_Assignment_
What you return should match the listing exactly, minus its images.

::: Extracted entries

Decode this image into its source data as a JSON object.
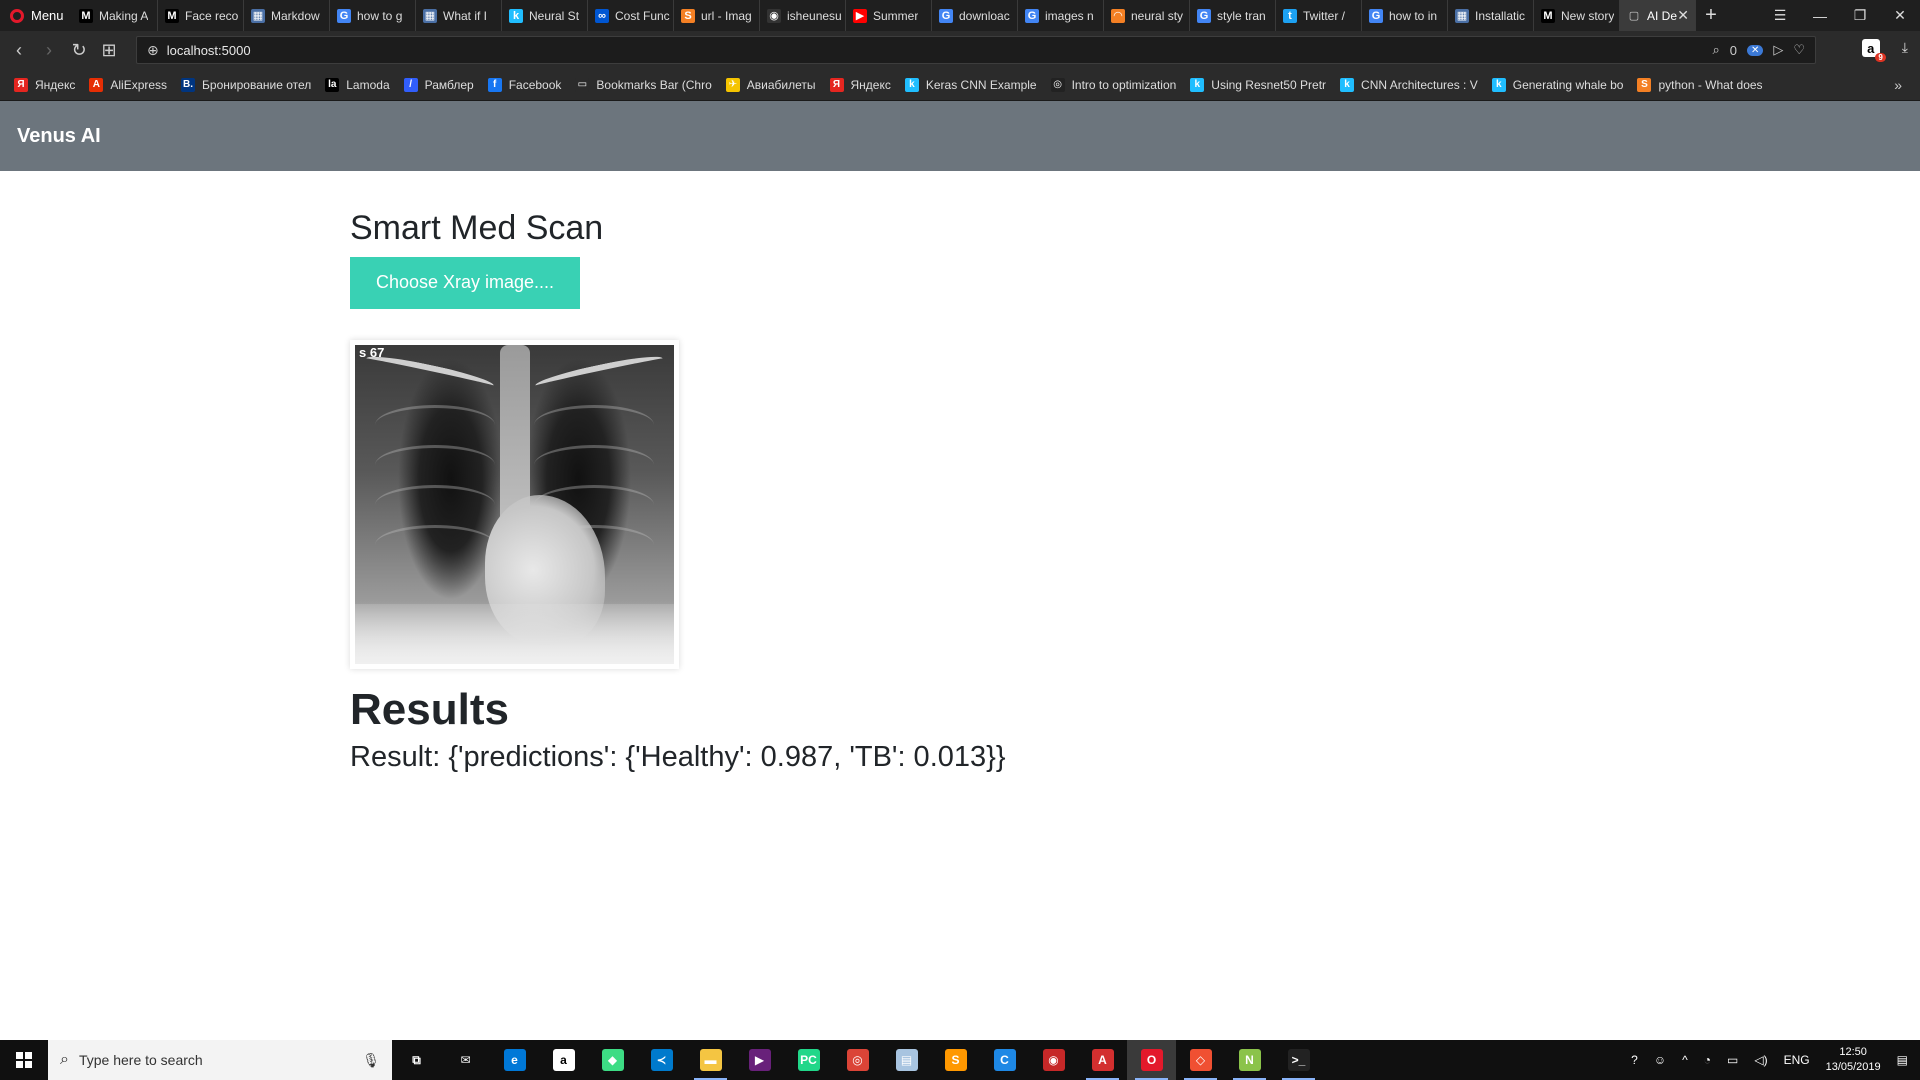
{
  "browser": {
    "menu_label": "Menu",
    "tabs": [
      {
        "title": "Making A",
        "icon": "M",
        "color": "#000000"
      },
      {
        "title": "Face reco",
        "icon": "M",
        "color": "#000000"
      },
      {
        "title": "Markdow",
        "icon": "▦",
        "color": "#4a6fa5"
      },
      {
        "title": "how to g",
        "icon": "G",
        "color": "#4285f4"
      },
      {
        "title": "What if I",
        "icon": "▦",
        "color": "#4a6fa5"
      },
      {
        "title": "Neural St",
        "icon": "k",
        "color": "#20beff"
      },
      {
        "title": "Cost Func",
        "icon": "∞",
        "color": "#0056d2"
      },
      {
        "title": "url - Imag",
        "icon": "S",
        "color": "#f48024"
      },
      {
        "title": "isheunesu",
        "icon": "◉",
        "color": "#333333"
      },
      {
        "title": "Summer",
        "icon": "▶",
        "color": "#ff0000"
      },
      {
        "title": "downloac",
        "icon": "G",
        "color": "#4285f4"
      },
      {
        "title": "images n",
        "icon": "G",
        "color": "#4285f4"
      },
      {
        "title": "neural sty",
        "icon": "◠",
        "color": "#f48024"
      },
      {
        "title": "style tran",
        "icon": "G",
        "color": "#4285f4"
      },
      {
        "title": "Twitter /",
        "icon": "t",
        "color": "#1da1f2"
      },
      {
        "title": "how to in",
        "icon": "G",
        "color": "#4285f4"
      },
      {
        "title": "Installatic",
        "icon": "▦",
        "color": "#4a6fa5"
      },
      {
        "title": "New story",
        "icon": "M",
        "color": "#000000"
      }
    ],
    "active_tab": {
      "title": "AI De",
      "icon": "▢"
    },
    "new_tab_label": "+",
    "url": "localhost:5000",
    "zero_count": "0",
    "amazon_badge": "9",
    "bookmarks": [
      {
        "label": "Яндекс",
        "icon": "Я",
        "color": "#e52620"
      },
      {
        "label": "AliExpress",
        "icon": "A",
        "color": "#e62e04"
      },
      {
        "label": "Бронирование отел",
        "icon": "B.",
        "color": "#003580"
      },
      {
        "label": "Lamoda",
        "icon": "la",
        "color": "#000000"
      },
      {
        "label": "Рамблер",
        "icon": "/",
        "color": "#315efb"
      },
      {
        "label": "Facebook",
        "icon": "f",
        "color": "#1877f2"
      },
      {
        "label": "Bookmarks Bar (Chro",
        "icon": "▭",
        "color": "#2b2b2b"
      },
      {
        "label": "Авиабилеты",
        "icon": "✈",
        "color": "#f5c400"
      },
      {
        "label": "Яндекс",
        "icon": "Я",
        "color": "#e52620"
      },
      {
        "label": "Keras CNN Example",
        "icon": "k",
        "color": "#20beff"
      },
      {
        "label": "Intro to optimization",
        "icon": "◎",
        "color": "#222222"
      },
      {
        "label": "Using Resnet50 Pretr",
        "icon": "k",
        "color": "#20beff"
      },
      {
        "label": "CNN Architectures : V",
        "icon": "k",
        "color": "#20beff"
      },
      {
        "label": "Generating whale bo",
        "icon": "k",
        "color": "#20beff"
      },
      {
        "label": "python - What does",
        "icon": "S",
        "color": "#f48024"
      }
    ],
    "more_bookmarks": "»"
  },
  "app": {
    "brand": "Venus AI",
    "title": "Smart Med Scan",
    "upload_label": "Choose Xray image....",
    "xray_mark": "s 67",
    "results_heading": "Results",
    "result_text": "Result: {'predictions': {'Healthy': 0.987, 'TB': 0.013}}",
    "colors": {
      "navbar": "#6c757d",
      "button": "#39d1b4"
    }
  },
  "taskbar": {
    "search_placeholder": "Type here to search",
    "apps": [
      {
        "name": "task-view",
        "icon": "⧉",
        "color": "#101010",
        "running": false
      },
      {
        "name": "mail",
        "icon": "✉",
        "color": "#101010",
        "running": false
      },
      {
        "name": "edge",
        "icon": "e",
        "color": "#0078d7",
        "running": false
      },
      {
        "name": "amazon",
        "icon": "a",
        "color": "#ffffff",
        "running": false
      },
      {
        "name": "android-studio",
        "icon": "◆",
        "color": "#3ddc84",
        "running": false
      },
      {
        "name": "vscode",
        "icon": "≺",
        "color": "#007acc",
        "running": false
      },
      {
        "name": "file-explorer",
        "icon": "▬",
        "color": "#f4c542",
        "running": true
      },
      {
        "name": "visual-studio",
        "icon": "▶",
        "color": "#68217a",
        "running": false
      },
      {
        "name": "pycharm",
        "icon": "PC",
        "color": "#21d789",
        "running": false
      },
      {
        "name": "chrome",
        "icon": "◎",
        "color": "#db4437",
        "running": false
      },
      {
        "name": "notepad",
        "icon": "▤",
        "color": "#a8c4e0",
        "running": false
      },
      {
        "name": "sublime",
        "icon": "S",
        "color": "#ff9800",
        "running": false
      },
      {
        "name": "ccleaner",
        "icon": "C",
        "color": "#1e88e5",
        "running": false
      },
      {
        "name": "antivirus",
        "icon": "◉",
        "color": "#c62828",
        "running": false
      },
      {
        "name": "acrobat",
        "icon": "A",
        "color": "#d32f2f",
        "running": true
      },
      {
        "name": "opera",
        "icon": "O",
        "color": "#e3192b",
        "running": true
      },
      {
        "name": "git",
        "icon": "◇",
        "color": "#f05032",
        "running": true
      },
      {
        "name": "notepad-plus",
        "icon": "N",
        "color": "#8bc34a",
        "running": true
      },
      {
        "name": "terminal",
        "icon": ">_",
        "color": "#222222",
        "running": true
      }
    ],
    "lang": "ENG",
    "time": "12:50",
    "date": "13/05/2019"
  }
}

::::::

_Solution to this exercise_
Decode this image into its source data as a JSON object.
{
  "browser": {
    "menu_label": "Menu",
    "tabs": [
      {
        "title": "Making A",
        "icon": "M",
        "color": "#000000"
      },
      {
        "title": "Face reco",
        "icon": "M",
        "color": "#000000"
      },
      {
        "title": "Markdow",
        "icon": "▦",
        "color": "#4a6fa5"
      },
      {
        "title": "how to g",
        "icon": "G",
        "color": "#4285f4"
      },
      {
        "title": "What if I",
        "icon": "▦",
        "color": "#4a6fa5"
      },
      {
        "title": "Neural St",
        "icon": "k",
        "color": "#20beff"
      },
      {
        "title": "Cost Func",
        "icon": "∞",
        "color": "#0056d2"
      },
      {
        "title": "url - Imag",
        "icon": "S",
        "color": "#f48024"
      },
      {
        "title": "isheunesu",
        "icon": "◉",
        "color": "#333333"
      },
      {
        "title": "Summer",
        "icon": "▶",
        "color": "#ff0000"
      },
      {
        "title": "downloac",
        "icon": "G",
        "color": "#4285f4"
      },
      {
        "title": "images n",
        "icon": "G",
        "color": "#4285f4"
      },
      {
        "title": "neural sty",
        "icon": "◠",
        "color": "#f48024"
      },
      {
        "title": "style tran",
        "icon": "G",
        "color": "#4285f4"
      },
      {
        "title": "Twitter /",
        "icon": "t",
        "color": "#1da1f2"
      },
      {
        "title": "how to in",
        "icon": "G",
        "color": "#4285f4"
      },
      {
        "title": "Installatic",
        "icon": "▦",
        "color": "#4a6fa5"
      },
      {
        "title": "New story",
        "icon": "M",
        "color": "#000000"
      }
    ],
    "active_tab": {
      "title": "AI De",
      "icon": "▢"
    },
    "new_tab_label": "+",
    "url": "localhost:5000",
    "zero_count": "0",
    "amazon_badge": "9",
    "bookmarks": [
      {
        "label": "Яндекс",
        "icon": "Я",
        "color": "#e52620"
      },
      {
        "label": "AliExpress",
        "icon": "A",
        "color": "#e62e04"
      },
      {
        "label": "Бронирование отел",
        "icon": "B.",
        "color": "#003580"
      },
      {
        "label": "Lamoda",
        "icon": "la",
        "color": "#000000"
      },
      {
        "label": "Рамблер",
        "icon": "/",
        "color": "#315efb"
      },
      {
        "label": "Facebook",
        "icon": "f",
        "color": "#1877f2"
      },
      {
        "label": "Bookmarks Bar (Chro",
        "icon": "▭",
        "color": "#2b2b2b"
      },
      {
        "label": "Авиабилеты",
        "icon": "✈",
        "color": "#f5c400"
      },
      {
        "label": "Яндекс",
        "icon": "Я",
        "color": "#e52620"
      },
      {
        "label": "Keras CNN Example",
        "icon": "k",
        "color": "#20beff"
      },
      {
        "label": "Intro to optimization",
        "icon": "◎",
        "color": "#222222"
      },
      {
        "label": "Using Resnet50 Pretr",
        "icon": "k",
        "color": "#20beff"
      },
      {
        "label": "CNN Architectures : V",
        "icon": "k",
        "color": "#20beff"
      },
      {
        "label": "Generating whale bo",
        "icon": "k",
        "color": "#20beff"
      },
      {
        "label": "python - What does",
        "icon": "S",
        "color": "#f48024"
      }
    ],
    "more_bookmarks": "»"
  },
  "app": {
    "brand": "Venus AI",
    "title": "Smart Med Scan",
    "upload_label": "Choose Xray image....",
    "xray_mark": "s 67",
    "results_heading": "Results",
    "result_text": "Result: {'predictions': {'Healthy': 0.987, 'TB': 0.013}}",
    "colors": {
      "navbar": "#6c757d",
      "button": "#39d1b4"
    }
  },
  "taskbar": {
    "search_placeholder": "Type here to search",
    "apps": [
      {
        "name": "task-view",
        "icon": "⧉",
        "color": "#101010",
        "running": false
      },
      {
        "name": "mail",
        "icon": "✉",
        "color": "#101010",
        "running": false
      },
      {
        "name": "edge",
        "icon": "e",
        "color": "#0078d7",
        "running": false
      },
      {
        "name": "amazon",
        "icon": "a",
        "color": "#ffffff",
        "running": false
      },
      {
        "name": "android-studio",
        "icon": "◆",
        "color": "#3ddc84",
        "running": false
      },
      {
        "name": "vscode",
        "icon": "≺",
        "color": "#007acc",
        "running": false
      },
      {
        "name": "file-explorer",
        "icon": "▬",
        "color": "#f4c542",
        "running": true
      },
      {
        "name": "visual-studio",
        "icon": "▶",
        "color": "#68217a",
        "running": false
      },
      {
        "name": "pycharm",
        "icon": "PC",
        "color": "#21d789",
        "running": false
      },
      {
        "name": "chrome",
        "icon": "◎",
        "color": "#db4437",
        "running": false
      },
      {
        "name": "notepad",
        "icon": "▤",
        "color": "#a8c4e0",
        "running": false
      },
      {
        "name": "sublime",
        "icon": "S",
        "color": "#ff9800",
        "running": false
      },
      {
        "name": "ccleaner",
        "icon": "C",
        "color": "#1e88e5",
        "running": false
      },
      {
        "name": "antivirus",
        "icon": "◉",
        "color": "#c62828",
        "running": false
      },
      {
        "name": "acrobat",
        "icon": "A",
        "color": "#d32f2f",
        "running": true
      },
      {
        "name": "opera",
        "icon": "O",
        "color": "#e3192b",
        "running": true
      },
      {
        "name": "git",
        "icon": "◇",
        "color": "#f05032",
        "running": true
      },
      {
        "name": "notepad-plus",
        "icon": "N",
        "color": "#8bc34a",
        "running": true
      },
      {
        "name": "terminal",
        "icon": ">_",
        "color": "#222222",
        "running": true
      }
    ],
    "lang": "ENG",
    "time": "12:50",
    "date": "13/05/2019"
  }
}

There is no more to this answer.